TASK DIRECTIONS:
Reproduce the data below word for word, keeping every line as it is, but leave the picture out of your answer.
++++++
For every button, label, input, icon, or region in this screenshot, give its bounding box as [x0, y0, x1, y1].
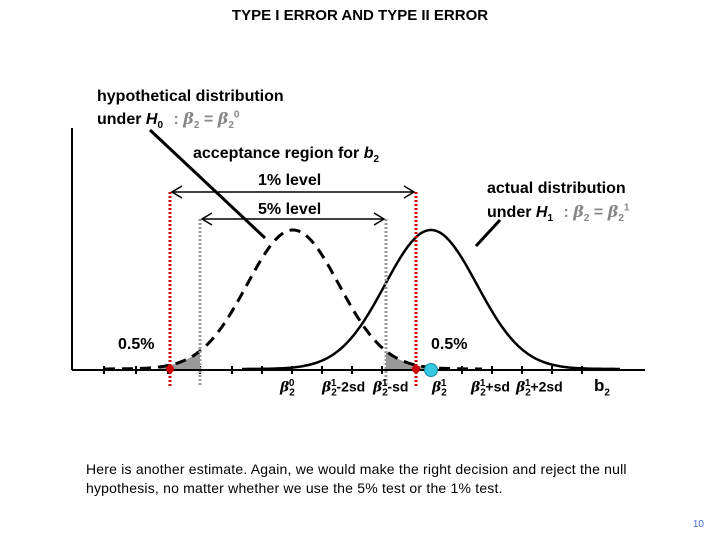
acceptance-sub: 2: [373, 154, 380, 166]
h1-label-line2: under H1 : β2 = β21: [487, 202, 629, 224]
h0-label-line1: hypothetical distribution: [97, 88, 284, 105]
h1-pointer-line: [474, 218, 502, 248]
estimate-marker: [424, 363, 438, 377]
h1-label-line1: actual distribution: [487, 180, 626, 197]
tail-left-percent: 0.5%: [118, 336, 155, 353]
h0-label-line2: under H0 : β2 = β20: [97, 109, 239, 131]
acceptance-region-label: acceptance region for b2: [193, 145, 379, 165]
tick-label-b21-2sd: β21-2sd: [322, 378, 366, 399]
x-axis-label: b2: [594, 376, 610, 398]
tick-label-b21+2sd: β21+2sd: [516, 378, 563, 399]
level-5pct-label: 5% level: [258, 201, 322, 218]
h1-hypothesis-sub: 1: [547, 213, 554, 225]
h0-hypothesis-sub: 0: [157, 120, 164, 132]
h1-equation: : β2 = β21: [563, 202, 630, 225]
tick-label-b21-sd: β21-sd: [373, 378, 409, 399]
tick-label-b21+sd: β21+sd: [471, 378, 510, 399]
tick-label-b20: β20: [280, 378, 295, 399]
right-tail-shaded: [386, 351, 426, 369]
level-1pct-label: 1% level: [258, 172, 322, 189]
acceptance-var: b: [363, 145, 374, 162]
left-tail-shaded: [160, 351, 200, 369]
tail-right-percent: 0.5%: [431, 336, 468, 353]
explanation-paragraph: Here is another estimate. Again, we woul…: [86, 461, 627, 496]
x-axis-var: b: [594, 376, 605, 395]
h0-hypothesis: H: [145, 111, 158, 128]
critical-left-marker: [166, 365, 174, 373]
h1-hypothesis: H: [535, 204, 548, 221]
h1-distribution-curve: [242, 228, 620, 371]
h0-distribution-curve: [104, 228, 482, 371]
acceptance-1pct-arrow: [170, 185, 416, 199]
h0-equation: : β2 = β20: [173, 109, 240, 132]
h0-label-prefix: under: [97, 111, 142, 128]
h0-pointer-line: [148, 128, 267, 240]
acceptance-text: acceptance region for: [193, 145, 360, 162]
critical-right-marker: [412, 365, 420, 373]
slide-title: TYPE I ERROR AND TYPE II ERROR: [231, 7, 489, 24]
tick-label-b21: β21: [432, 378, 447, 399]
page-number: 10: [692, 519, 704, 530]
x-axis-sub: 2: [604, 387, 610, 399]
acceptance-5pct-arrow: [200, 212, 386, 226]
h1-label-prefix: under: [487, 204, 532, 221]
++++++
RESULT:
For every button, label, input, icon, or region in this screenshot, give its bounding box as [x0, y0, x1, y1].
acceptance-sub: 2: [373, 154, 380, 166]
h1-label-line2: under H1 : β2 = β21: [487, 202, 629, 224]
h0-label-line1: hypothetical distribution: [97, 88, 284, 105]
h1-pointer-line: [474, 218, 502, 248]
estimate-marker: [424, 363, 438, 377]
h1-label-line1: actual distribution: [487, 180, 626, 197]
tail-left-percent: 0.5%: [118, 336, 155, 353]
h0-label-line2: under H0 : β2 = β20: [97, 109, 239, 131]
acceptance-region-label: acceptance region for b2: [193, 145, 379, 165]
tick-label-b21-2sd: β21-2sd: [322, 378, 366, 399]
x-axis-label: b2: [594, 376, 610, 398]
tick-label-b21+2sd: β21+2sd: [516, 378, 563, 399]
level-5pct-label: 5% level: [258, 201, 322, 218]
h1-hypothesis-sub: 1: [547, 213, 554, 225]
h0-hypothesis-sub: 0: [157, 120, 164, 132]
h1-equation: : β2 = β21: [563, 202, 630, 225]
tick-label-b21-sd: β21-sd: [373, 378, 409, 399]
tick-label-b21+sd: β21+sd: [471, 378, 510, 399]
tick-label-b20: β20: [280, 378, 295, 399]
right-tail-shaded: [386, 351, 426, 369]
level-1pct-label: 1% level: [258, 172, 322, 189]
acceptance-var: b: [363, 145, 374, 162]
left-tail-shaded: [160, 351, 200, 369]
tail-right-percent: 0.5%: [431, 336, 468, 353]
explanation-paragraph: Here is another estimate. Again, we woul…: [86, 461, 627, 496]
x-axis-var: b: [594, 376, 605, 395]
h0-hypothesis: H: [145, 111, 158, 128]
critical-left-marker: [166, 365, 174, 373]
h1-hypothesis: H: [535, 204, 548, 221]
h1-distribution-curve: [242, 228, 620, 371]
h0-distribution-curve: [104, 228, 482, 371]
acceptance-1pct-arrow: [170, 185, 416, 199]
h0-equation: : β2 = β20: [173, 109, 240, 132]
h0-label-prefix: under: [97, 111, 142, 128]
h0-pointer-line: [148, 128, 267, 240]
acceptance-text: acceptance region for: [193, 145, 360, 162]
critical-right-marker: [412, 365, 420, 373]
slide-title: TYPE I ERROR AND TYPE II ERROR: [231, 7, 489, 24]
tick-label-b21: β21: [432, 378, 447, 399]
page-number: 10: [692, 519, 704, 530]
x-axis-sub: 2: [604, 387, 610, 399]
acceptance-5pct-arrow: [200, 212, 386, 226]
h1-label-prefix: under: [487, 204, 532, 221]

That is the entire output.